The task — Give back the full listing, character for character, with no pictures.

Data to use —
+++

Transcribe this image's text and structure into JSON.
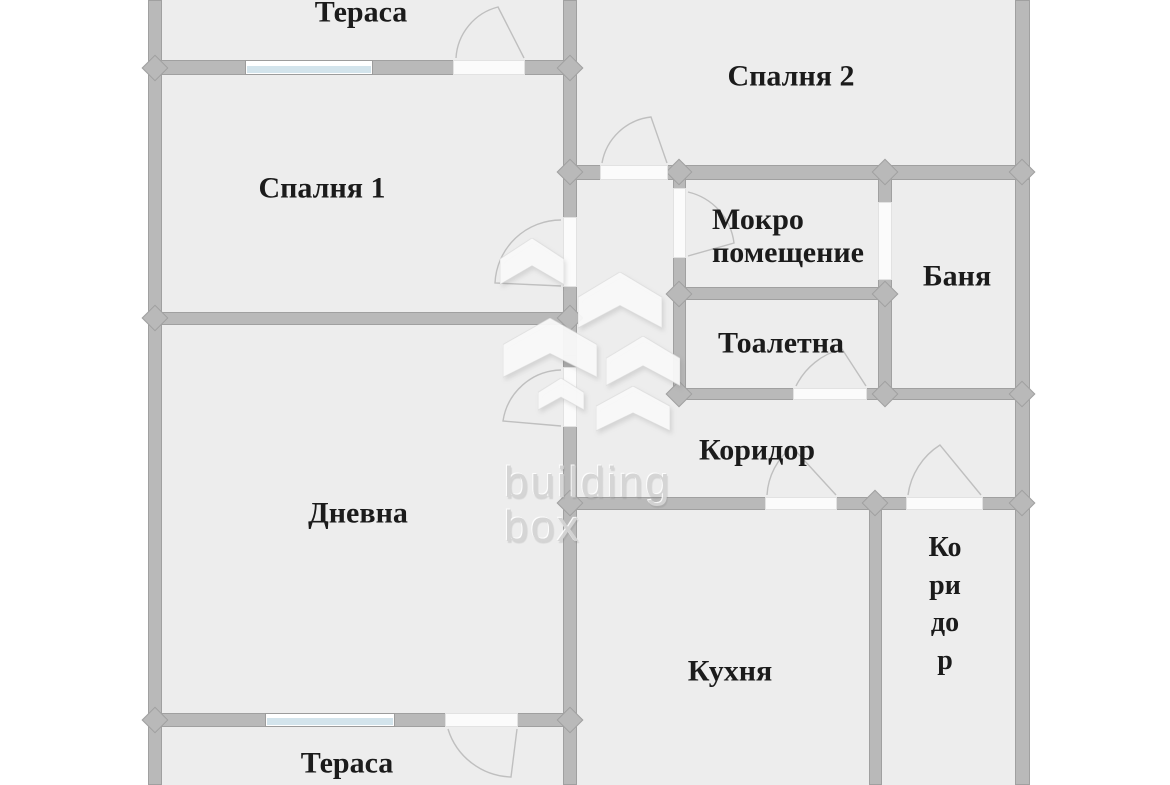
{
  "plan": {
    "canvas": {
      "width": 1170,
      "height": 785
    },
    "colors": {
      "background": "#ffffff",
      "floor": "#ededed",
      "wall": "#b9b9b9",
      "wall_border": "#a0a0a0",
      "window_glass": "#d3e4ec",
      "door_arc": "#bfbfbf",
      "label_text": "#1b1b1b",
      "watermark": "#d4d4d4"
    },
    "floor": {
      "x": 148,
      "y": 0,
      "w": 882,
      "h": 785
    },
    "walls": [
      {
        "x": 148,
        "y": 0,
        "w": 14,
        "h": 785
      },
      {
        "x": 1015,
        "y": 0,
        "w": 15,
        "h": 785
      },
      {
        "x": 563,
        "y": 0,
        "w": 14,
        "h": 785
      },
      {
        "x": 148,
        "y": 60,
        "w": 429,
        "h": 15
      },
      {
        "x": 148,
        "y": 312,
        "w": 429,
        "h": 13
      },
      {
        "x": 148,
        "y": 713,
        "w": 429,
        "h": 14
      },
      {
        "x": 563,
        "y": 165,
        "w": 467,
        "h": 15
      },
      {
        "x": 673,
        "y": 287,
        "w": 219,
        "h": 13
      },
      {
        "x": 673,
        "y": 388,
        "w": 357,
        "h": 12
      },
      {
        "x": 563,
        "y": 497,
        "w": 467,
        "h": 13
      },
      {
        "x": 673,
        "y": 165,
        "w": 13,
        "h": 235
      },
      {
        "x": 878,
        "y": 165,
        "w": 14,
        "h": 235
      },
      {
        "x": 869,
        "y": 497,
        "w": 13,
        "h": 288
      }
    ],
    "jamb": {
      "x": 563,
      "y": 355,
      "w": 14,
      "h": 13
    },
    "joints": [
      {
        "cx": 155,
        "cy": 68
      },
      {
        "cx": 155,
        "cy": 318
      },
      {
        "cx": 155,
        "cy": 720
      },
      {
        "cx": 570,
        "cy": 68
      },
      {
        "cx": 570,
        "cy": 172
      },
      {
        "cx": 570,
        "cy": 318
      },
      {
        "cx": 570,
        "cy": 503
      },
      {
        "cx": 570,
        "cy": 720
      },
      {
        "cx": 1022,
        "cy": 172
      },
      {
        "cx": 1022,
        "cy": 394
      },
      {
        "cx": 1022,
        "cy": 503
      },
      {
        "cx": 679,
        "cy": 172
      },
      {
        "cx": 679,
        "cy": 294
      },
      {
        "cx": 679,
        "cy": 394
      },
      {
        "cx": 885,
        "cy": 172
      },
      {
        "cx": 885,
        "cy": 294
      },
      {
        "cx": 885,
        "cy": 394
      },
      {
        "cx": 875,
        "cy": 503
      }
    ],
    "openings": [
      {
        "x": 453,
        "y": 60,
        "w": 72,
        "h": 15
      },
      {
        "x": 445,
        "y": 713,
        "w": 73,
        "h": 14
      },
      {
        "x": 563,
        "y": 217,
        "w": 14,
        "h": 70
      },
      {
        "x": 563,
        "y": 367,
        "w": 14,
        "h": 60
      },
      {
        "x": 600,
        "y": 165,
        "w": 68,
        "h": 15
      },
      {
        "x": 673,
        "y": 188,
        "w": 13,
        "h": 70
      },
      {
        "x": 878,
        "y": 202,
        "w": 14,
        "h": 78
      },
      {
        "x": 793,
        "y": 388,
        "w": 74,
        "h": 12
      },
      {
        "x": 765,
        "y": 497,
        "w": 72,
        "h": 13
      },
      {
        "x": 906,
        "y": 497,
        "w": 77,
        "h": 13
      }
    ],
    "windows": [
      {
        "x": 245,
        "y": 60,
        "w": 128,
        "h": 15
      },
      {
        "x": 265,
        "y": 713,
        "w": 130,
        "h": 14
      }
    ],
    "door_arcs": [
      "M 456 58 A 56 56 0 0 1 498 7 L 524 58",
      "M 448 729 A 68 68 0 0 0 511 777 L 517 729",
      "M 561 220 A 66 66 0 0 0 495 283 L 561 286",
      "M 561 370 A 60 60 0 0 0 503 421 L 561 426",
      "M 602 163 A 56 56 0 0 1 651 117 L 667 163",
      "M 688 192 A 60 60 0 0 1 734 243 L 688 256",
      "M 796 386 A 70 70 0 0 1 842 349 L 866 386",
      "M 767 495 A 66 66 0 0 1 792 447 L 836 495",
      "M 908 495 A 70 70 0 0 1 940 445 L 981 495"
    ],
    "rooms": [
      {
        "id": "terasa-top",
        "label": "Тераса",
        "cx": 361,
        "cy": 12
      },
      {
        "id": "spalnya-1",
        "label": "Спалня 1",
        "cx": 322,
        "cy": 188
      },
      {
        "id": "spalnya-2",
        "label": "Спалня 2",
        "cx": 791,
        "cy": 76
      },
      {
        "id": "mokro-pomeshtenie",
        "label": "Мокро\nпомещение",
        "align": "left",
        "lx": 712,
        "ty": 203
      },
      {
        "id": "banya",
        "label": "Баня",
        "cx": 957,
        "cy": 276
      },
      {
        "id": "toaletna",
        "label": "Тоалетна",
        "cx": 781,
        "cy": 343
      },
      {
        "id": "koridor",
        "label": "Коридор",
        "cx": 757,
        "cy": 450
      },
      {
        "id": "dnevna",
        "label": "Дневна",
        "cx": 358,
        "cy": 513
      },
      {
        "id": "kuhnya",
        "label": "Кухня",
        "cx": 730,
        "cy": 671
      },
      {
        "id": "koridor-vertical",
        "label": "Коридор",
        "vertical": true,
        "lx": 927,
        "ty": 529
      },
      {
        "id": "terasa-bottom",
        "label": "Тераса",
        "cx": 347,
        "cy": 763
      }
    ],
    "watermark": {
      "line1": "building",
      "line2": "box",
      "text_x": 504,
      "text_y1": 458,
      "text_y2": 502,
      "logo_shapes": [
        {
          "x": 500,
          "y": 238,
          "w": 64,
          "h": 58
        },
        {
          "x": 578,
          "y": 272,
          "w": 84,
          "h": 70
        },
        {
          "x": 503,
          "y": 318,
          "w": 94,
          "h": 74
        },
        {
          "x": 606,
          "y": 336,
          "w": 74,
          "h": 62
        },
        {
          "x": 538,
          "y": 378,
          "w": 46,
          "h": 40
        },
        {
          "x": 596,
          "y": 386,
          "w": 74,
          "h": 56
        }
      ]
    }
  }
}
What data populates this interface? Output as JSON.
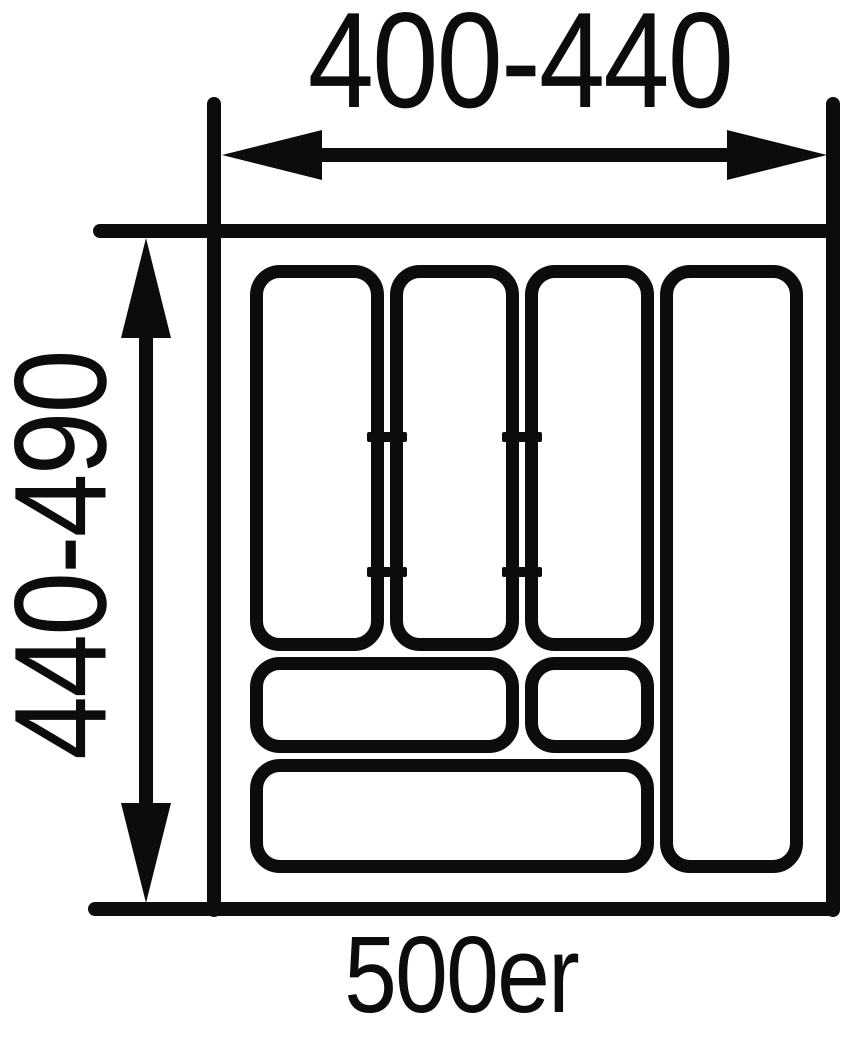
{
  "diagram": {
    "type": "technical-dimension-drawing",
    "subject": "cutlery-tray-insert-top-view",
    "width_dimension_label": "400-440",
    "height_dimension_label": "440-490",
    "size_label": "500er",
    "colors": {
      "line": "#0c0c0c",
      "background": "#ffffff"
    }
  }
}
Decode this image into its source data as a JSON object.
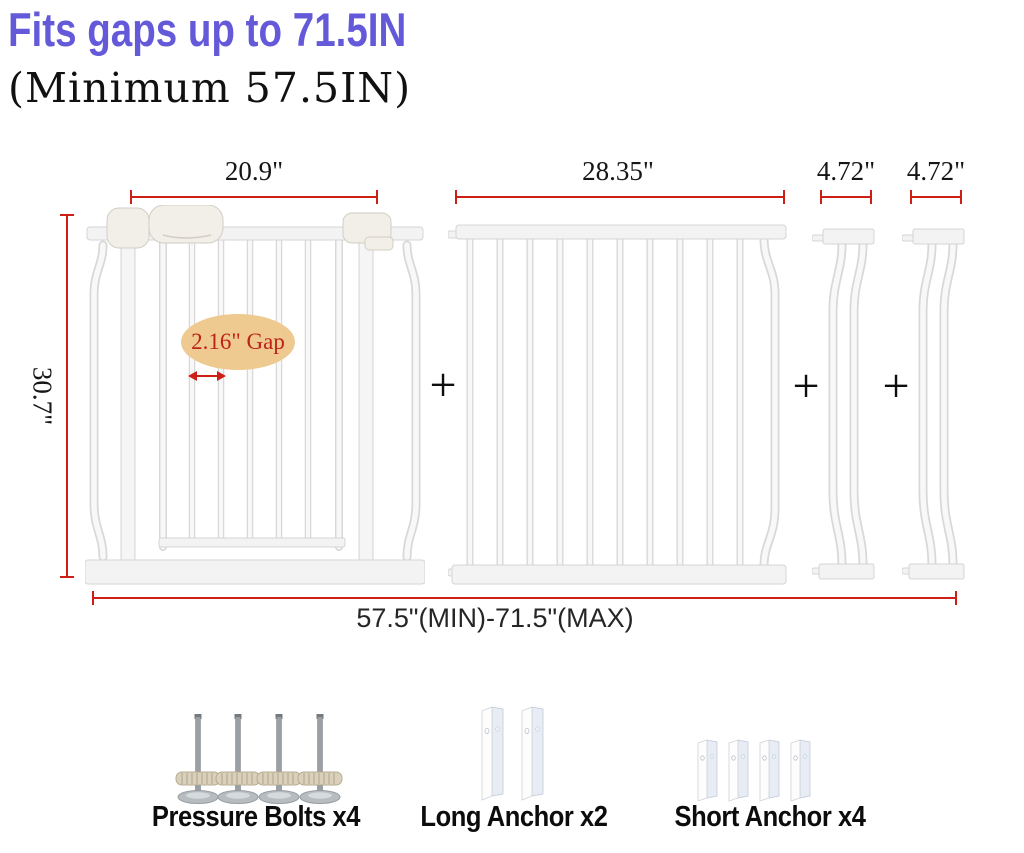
{
  "header": {
    "title": "Fits gaps up to 71.5IN",
    "subtitle": "(Minimum 57.5IN)"
  },
  "measurements": {
    "gate_width": "20.9\"",
    "extension_panel_width": "28.35\"",
    "small_extension_1_width": "4.72\"",
    "small_extension_2_width": "4.72\"",
    "gate_height": "30.7\"",
    "total_range": "57.5\"(MIN)-71.5\"(MAX)",
    "bar_gap": "2.16\" Gap"
  },
  "operators": {
    "plus": "+"
  },
  "hardware": {
    "items": [
      {
        "label": "Pressure Bolts x4",
        "icon": "pressure-bolt-icon"
      },
      {
        "label": "Long Anchor x2",
        "icon": "long-anchor-icon"
      },
      {
        "label": "Short Anchor x4",
        "icon": "short-anchor-icon"
      }
    ]
  },
  "colors": {
    "accent_red": "#cd1f16",
    "title_purple": "#6459d8",
    "gap_ellipse_fill": "#eeca90",
    "gate_white": "#f5f5f5"
  }
}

+++

Full response —
Transcribe this image's text and structure into JSON.
{
  "plan": {
    "canvas": {
      "width": 1170,
      "height": 785
    },
    "colors": {
      "background": "#ffffff",
      "floor": "#ededed",
      "wall": "#b9b9b9",
      "wall_border": "#a0a0a0",
      "window_glass": "#d3e4ec",
      "door_arc": "#bfbfbf",
      "label_text": "#1b1b1b",
      "watermark": "#d4d4d4"
    },
    "floor": {
      "x": 148,
      "y": 0,
      "w": 882,
      "h": 785
    },
    "walls": [
      {
        "x": 148,
        "y": 0,
        "w": 14,
        "h": 785
      },
      {
        "x": 1015,
        "y": 0,
        "w": 15,
        "h": 785
      },
      {
        "x": 563,
        "y": 0,
        "w": 14,
        "h": 785
      },
      {
        "x": 148,
        "y": 60,
        "w": 429,
        "h": 15
      },
      {
        "x": 148,
        "y": 312,
        "w": 429,
        "h": 13
      },
      {
        "x": 148,
        "y": 713,
        "w": 429,
        "h": 14
      },
      {
        "x": 563,
        "y": 165,
        "w": 467,
        "h": 15
      },
      {
        "x": 673,
        "y": 287,
        "w": 219,
        "h": 13
      },
      {
        "x": 673,
        "y": 388,
        "w": 357,
        "h": 12
      },
      {
        "x": 563,
        "y": 497,
        "w": 467,
        "h": 13
      },
      {
        "x": 673,
        "y": 165,
        "w": 13,
        "h": 235
      },
      {
        "x": 878,
        "y": 165,
        "w": 14,
        "h": 235
      },
      {
        "x": 869,
        "y": 497,
        "w": 13,
        "h": 288
      }
    ],
    "jamb": {
      "x": 563,
      "y": 355,
      "w": 14,
      "h": 13
    },
    "joints": [
      {
        "cx": 155,
        "cy": 68
      },
      {
        "cx": 155,
        "cy": 318
      },
      {
        "cx": 155,
        "cy": 720
      },
      {
        "cx": 570,
        "cy": 68
      },
      {
        "cx": 570,
        "cy": 172
      },
      {
        "cx": 570,
        "cy": 318
      },
      {
        "cx": 570,
        "cy": 503
      },
      {
        "cx": 570,
        "cy": 720
      },
      {
        "cx": 1022,
        "cy": 172
      },
      {
        "cx": 1022,
        "cy": 394
      },
      {
        "cx": 1022,
        "cy": 503
      },
      {
        "cx": 679,
        "cy": 172
      },
      {
        "cx": 679,
        "cy": 294
      },
      {
        "cx": 679,
        "cy": 394
      },
      {
        "cx": 885,
        "cy": 172
      },
      {
        "cx": 885,
        "cy": 294
      },
      {
        "cx": 885,
        "cy": 394
      },
      {
        "cx": 875,
        "cy": 503
      }
    ],
    "openings": [
      {
        "x": 453,
        "y": 60,
        "w": 72,
        "h": 15
      },
      {
        "x": 445,
        "y": 713,
        "w": 73,
        "h": 14
      },
      {
        "x": 563,
        "y": 217,
        "w": 14,
        "h": 70
      },
      {
        "x": 563,
        "y": 367,
        "w": 14,
        "h": 60
      },
      {
        "x": 600,
        "y": 165,
        "w": 68,
        "h": 15
      },
      {
        "x": 673,
        "y": 188,
        "w": 13,
        "h": 70
      },
      {
        "x": 878,
        "y": 202,
        "w": 14,
        "h": 78
      },
      {
        "x": 793,
        "y": 388,
        "w": 74,
        "h": 12
      },
      {
        "x": 765,
        "y": 497,
        "w": 72,
        "h": 13
      },
      {
        "x": 906,
        "y": 497,
        "w": 77,
        "h": 13
      }
    ],
    "windows": [
      {
        "x": 245,
        "y": 60,
        "w": 128,
        "h": 15
      },
      {
        "x": 265,
        "y": 713,
        "w": 130,
        "h": 14
      }
    ],
    "door_arcs": [
      "M 456 58 A 56 56 0 0 1 498 7 L 524 58",
      "M 448 729 A 68 68 0 0 0 511 777 L 517 729",
      "M 561 220 A 66 66 0 0 0 495 283 L 561 286",
      "M 561 370 A 60 60 0 0 0 503 421 L 561 426",
      "M 602 163 A 56 56 0 0 1 651 117 L 667 163",
      "M 688 192 A 60 60 0 0 1 734 243 L 688 256",
      "M 796 386 A 70 70 0 0 1 842 349 L 866 386",
      "M 767 495 A 66 66 0 0 1 792 447 L 836 495",
      "M 908 495 A 70 70 0 0 1 940 445 L 981 495"
    ],
    "rooms": [
      {
        "id": "terasa-top",
        "label": "Тераса",
        "cx": 361,
        "cy": 12
      },
      {
        "id": "spalnya-1",
        "label": "Спалня 1",
        "cx": 322,
        "cy": 188
      },
      {
        "id": "spalnya-2",
        "label": "Спалня 2",
        "cx": 791,
        "cy": 76
      },
      {
        "id": "mokro-pomeshtenie",
        "label": "Мокро\nпомещение",
        "align": "left",
        "lx": 712,
        "ty": 203
      },
      {
        "id": "banya",
        "label": "Баня",
        "cx": 957,
        "cy": 276
      },
      {
        "id": "toaletna",
        "label": "Тоалетна",
        "cx": 781,
        "cy": 343
      },
      {
        "id": "koridor",
        "label": "Коридор",
        "cx": 757,
        "cy": 450
      },
      {
        "id": "dnevna",
        "label": "Дневна",
        "cx": 358,
        "cy": 513
      },
      {
        "id": "kuhnya",
        "label": "Кухня",
        "cx": 730,
        "cy": 671
      },
      {
        "id": "koridor-vertical",
        "label": "Коридор",
        "vertical": true,
        "lx": 927,
        "ty": 529
      },
      {
        "id": "terasa-bottom",
        "label": "Тераса",
        "cx": 347,
        "cy": 763
      }
    ],
    "watermark": {
      "line1": "building",
      "line2": "box",
      "text_x": 504,
      "text_y1": 458,
      "text_y2": 502,
      "logo_shapes": [
        {
          "x": 500,
          "y": 238,
          "w": 64,
          "h": 58
        },
        {
          "x": 578,
          "y": 272,
          "w": 84,
          "h": 70
        },
        {
          "x": 503,
          "y": 318,
          "w": 94,
          "h": 74
        },
        {
          "x": 606,
          "y": 336,
          "w": 74,
          "h": 62
        },
        {
          "x": 538,
          "y": 378,
          "w": 46,
          "h": 40
        },
        {
          "x": 596,
          "y": 386,
          "w": 74,
          "h": 56
        }
      ]
    }
  }
}
What data populates this interface? Output as JSON.
{
  "diagram": {
    "type": "technical-dimension-drawing",
    "subject": "cutlery-tray-insert-top-view",
    "width_dimension_label": "400-440",
    "height_dimension_label": "440-490",
    "size_label": "500er",
    "colors": {
      "line": "#0c0c0c",
      "background": "#ffffff"
    }
  }
}
Decode this image into its source data as a JSON object.
{
  "header": {
    "title": "Fits gaps up to 71.5IN",
    "subtitle": "(Minimum 57.5IN)"
  },
  "measurements": {
    "gate_width": "20.9\"",
    "extension_panel_width": "28.35\"",
    "small_extension_1_width": "4.72\"",
    "small_extension_2_width": "4.72\"",
    "gate_height": "30.7\"",
    "total_range": "57.5\"(MIN)-71.5\"(MAX)",
    "bar_gap": "2.16\" Gap"
  },
  "operators": {
    "plus": "+"
  },
  "hardware": {
    "items": [
      {
        "label": "Pressure Bolts x4",
        "icon": "pressure-bolt-icon"
      },
      {
        "label": "Long Anchor x2",
        "icon": "long-anchor-icon"
      },
      {
        "label": "Short Anchor x4",
        "icon": "short-anchor-icon"
      }
    ]
  },
  "colors": {
    "accent_red": "#cd1f16",
    "title_purple": "#6459d8",
    "gap_ellipse_fill": "#eeca90",
    "gate_white": "#f5f5f5"
  }
}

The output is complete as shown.